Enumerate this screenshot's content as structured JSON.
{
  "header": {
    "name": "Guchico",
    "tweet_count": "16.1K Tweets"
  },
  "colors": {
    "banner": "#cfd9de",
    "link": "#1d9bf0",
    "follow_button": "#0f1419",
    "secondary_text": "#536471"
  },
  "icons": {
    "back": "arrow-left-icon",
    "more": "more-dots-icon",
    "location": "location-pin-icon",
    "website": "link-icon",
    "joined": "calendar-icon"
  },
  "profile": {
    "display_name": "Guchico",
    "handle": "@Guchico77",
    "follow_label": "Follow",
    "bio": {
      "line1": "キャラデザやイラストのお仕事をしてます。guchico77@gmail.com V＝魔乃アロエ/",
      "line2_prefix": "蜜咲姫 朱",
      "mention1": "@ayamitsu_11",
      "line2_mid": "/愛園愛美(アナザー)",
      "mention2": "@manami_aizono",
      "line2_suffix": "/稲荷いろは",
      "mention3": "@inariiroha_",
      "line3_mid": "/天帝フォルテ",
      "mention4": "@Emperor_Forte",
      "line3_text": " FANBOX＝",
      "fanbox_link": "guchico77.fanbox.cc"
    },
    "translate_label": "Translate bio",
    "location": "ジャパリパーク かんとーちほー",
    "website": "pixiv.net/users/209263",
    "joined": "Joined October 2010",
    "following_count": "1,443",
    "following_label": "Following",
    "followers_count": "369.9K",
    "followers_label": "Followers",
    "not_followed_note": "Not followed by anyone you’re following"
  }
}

++++++

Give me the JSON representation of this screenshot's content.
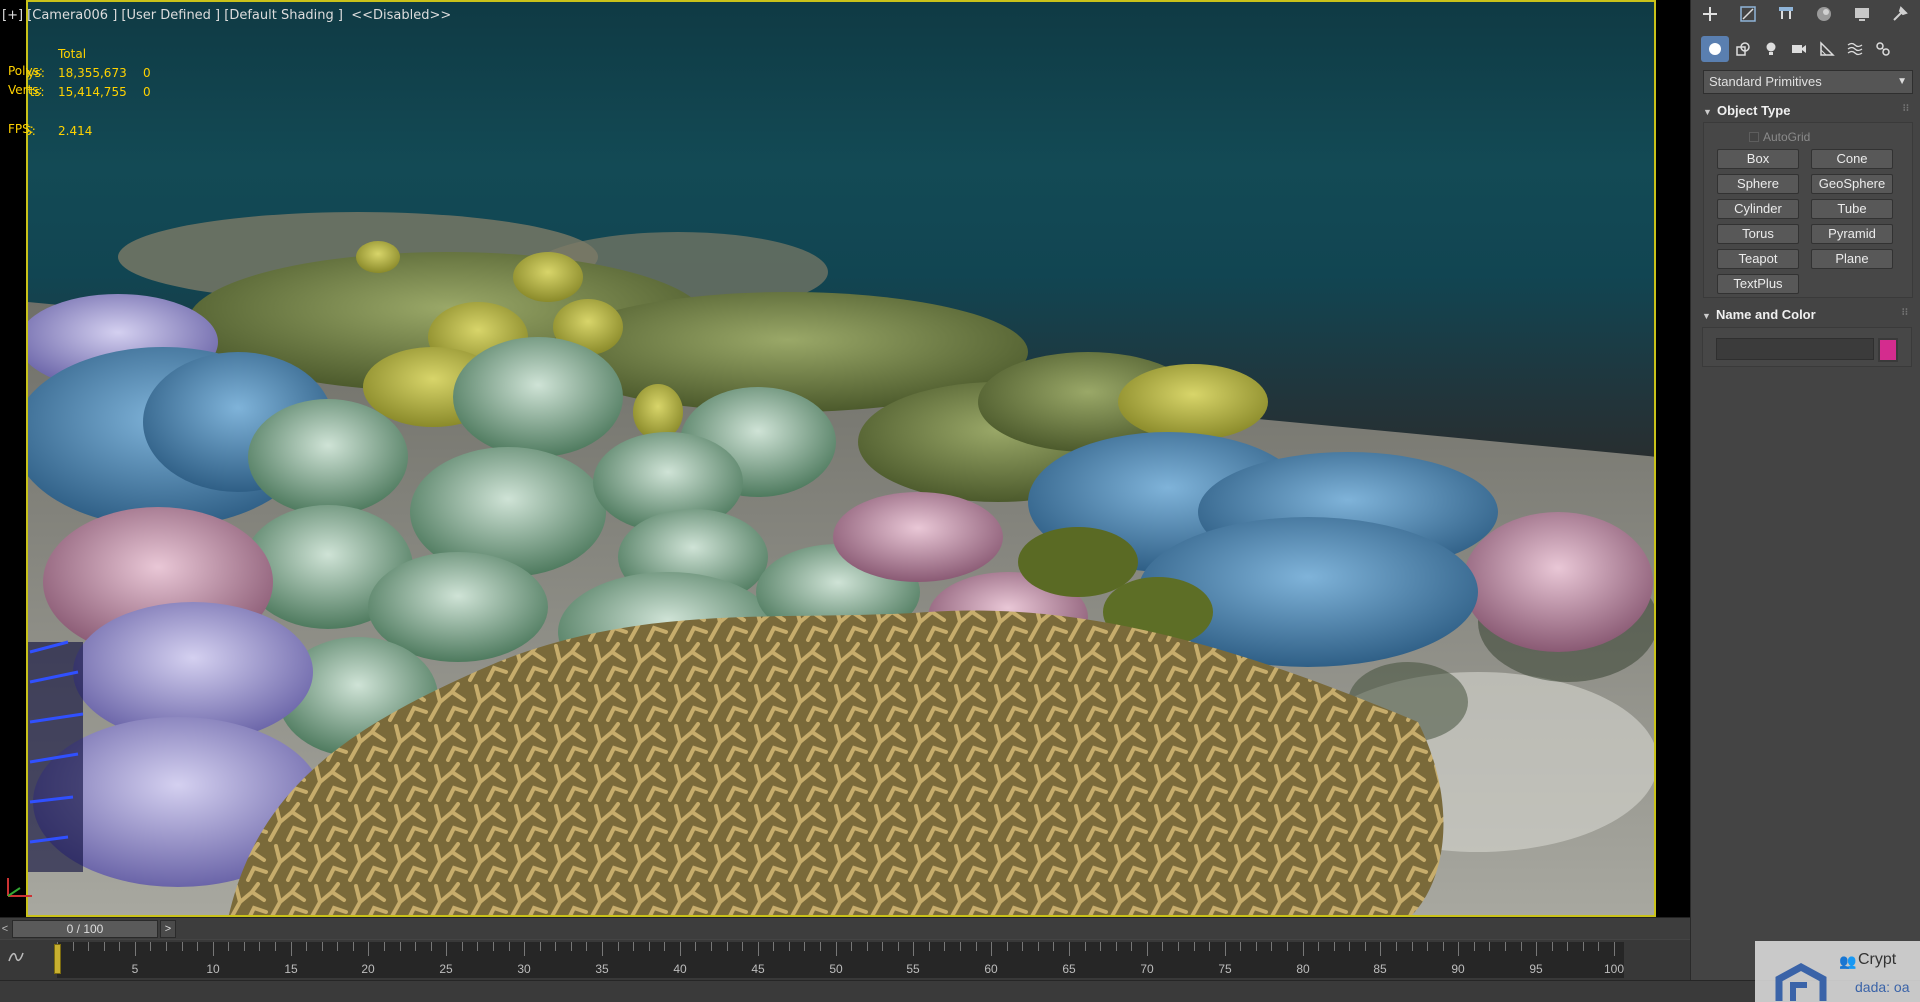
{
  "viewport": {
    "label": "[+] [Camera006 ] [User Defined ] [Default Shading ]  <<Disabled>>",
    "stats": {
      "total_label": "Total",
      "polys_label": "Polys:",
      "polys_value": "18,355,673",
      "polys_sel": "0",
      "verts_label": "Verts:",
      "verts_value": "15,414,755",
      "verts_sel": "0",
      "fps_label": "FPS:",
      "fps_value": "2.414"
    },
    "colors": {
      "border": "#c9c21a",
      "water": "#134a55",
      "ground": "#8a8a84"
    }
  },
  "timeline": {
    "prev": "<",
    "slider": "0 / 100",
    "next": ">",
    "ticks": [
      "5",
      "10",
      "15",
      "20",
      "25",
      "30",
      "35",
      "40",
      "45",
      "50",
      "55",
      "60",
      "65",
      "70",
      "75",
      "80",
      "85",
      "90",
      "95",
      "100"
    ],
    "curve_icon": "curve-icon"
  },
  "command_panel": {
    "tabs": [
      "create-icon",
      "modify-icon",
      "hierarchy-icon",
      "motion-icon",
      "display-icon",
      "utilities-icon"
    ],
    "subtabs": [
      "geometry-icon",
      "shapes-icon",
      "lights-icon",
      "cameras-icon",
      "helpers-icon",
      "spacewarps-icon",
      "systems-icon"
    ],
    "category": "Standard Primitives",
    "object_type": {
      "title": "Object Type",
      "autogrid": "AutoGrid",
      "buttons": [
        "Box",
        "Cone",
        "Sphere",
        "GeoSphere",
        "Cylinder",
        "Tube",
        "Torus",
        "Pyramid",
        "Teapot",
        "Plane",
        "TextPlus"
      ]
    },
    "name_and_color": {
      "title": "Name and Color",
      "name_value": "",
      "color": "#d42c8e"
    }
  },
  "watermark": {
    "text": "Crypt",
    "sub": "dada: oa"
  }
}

++++++

#### Problem statement
Pull out all lines from the entries above in which the word "website" appears.

#### Response
    "website": "link-icon",
    "website": "pixiv.net/users/209263",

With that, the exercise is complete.